• RECORDS FOR THIS TASK
--- start ---

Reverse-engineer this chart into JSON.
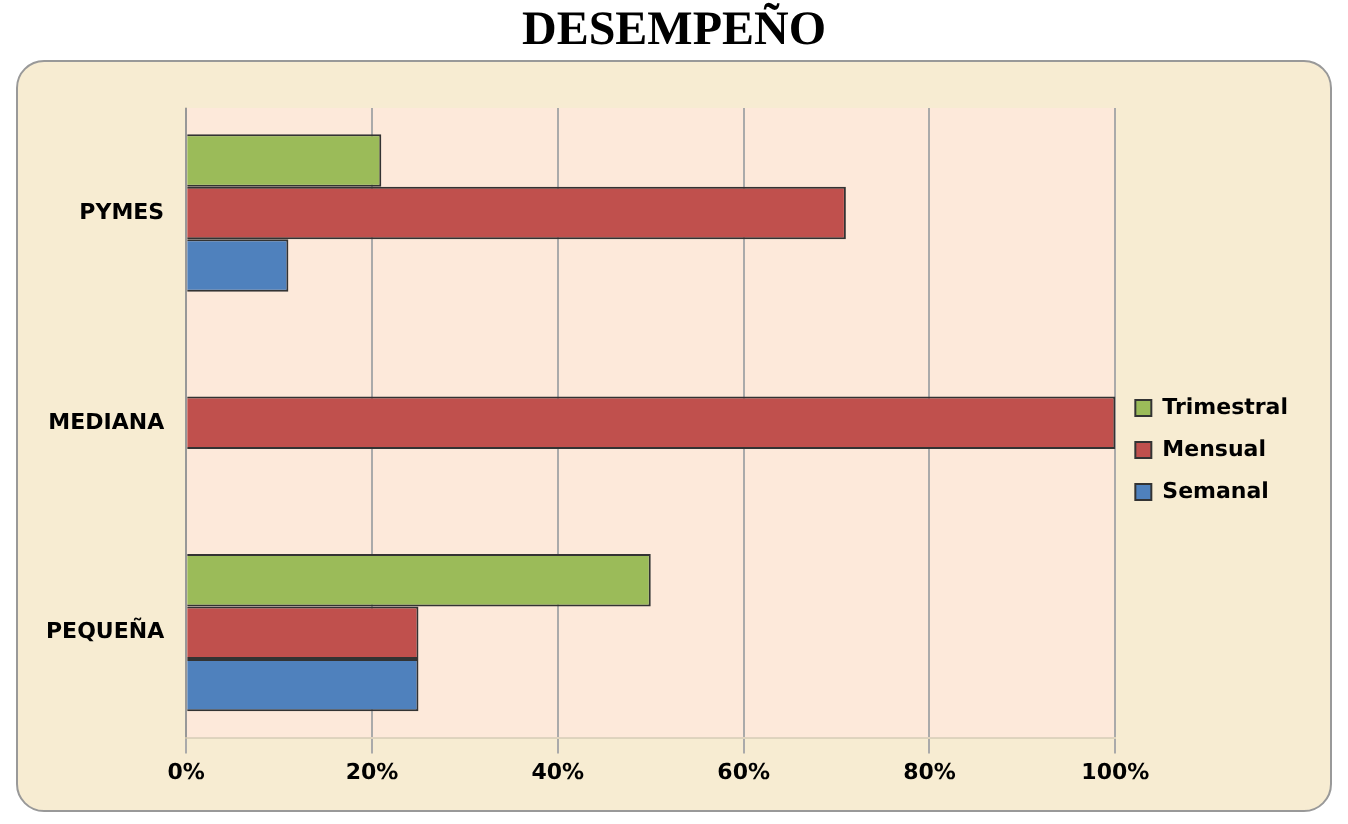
{
  "chart_data": {
    "type": "bar",
    "orientation": "horizontal",
    "title": "DESEMPEÑO",
    "categories": [
      "PYMES",
      "MEDIANA",
      "PEQUEÑA"
    ],
    "series": [
      {
        "name": "Trimestral",
        "color": "#9bbb59",
        "values": [
          21,
          0,
          50
        ]
      },
      {
        "name": "Mensual",
        "color": "#c0504d",
        "values": [
          71,
          100,
          25
        ]
      },
      {
        "name": "Semanal",
        "color": "#4f81bd",
        "values": [
          11,
          0,
          25
        ]
      }
    ],
    "xlim": [
      0,
      100
    ],
    "xticks": [
      {
        "value": 0,
        "label": "0%"
      },
      {
        "value": 20,
        "label": "20%"
      },
      {
        "value": 40,
        "label": "40%"
      },
      {
        "value": 60,
        "label": "60%"
      },
      {
        "value": 80,
        "label": "80%"
      },
      {
        "value": 100,
        "label": "100%"
      }
    ],
    "grid": "x",
    "legend": "right"
  }
}
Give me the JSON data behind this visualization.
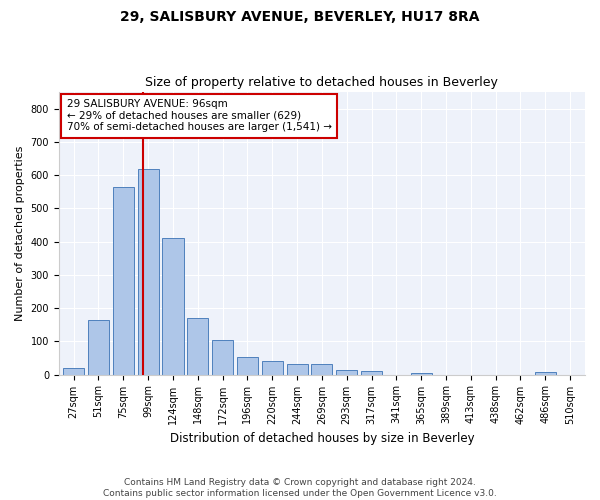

--- end ---

• SET EXERCISE
The answer should be a single number: the count of lines in the data that include the string "label".

• FULL RESPONSE
6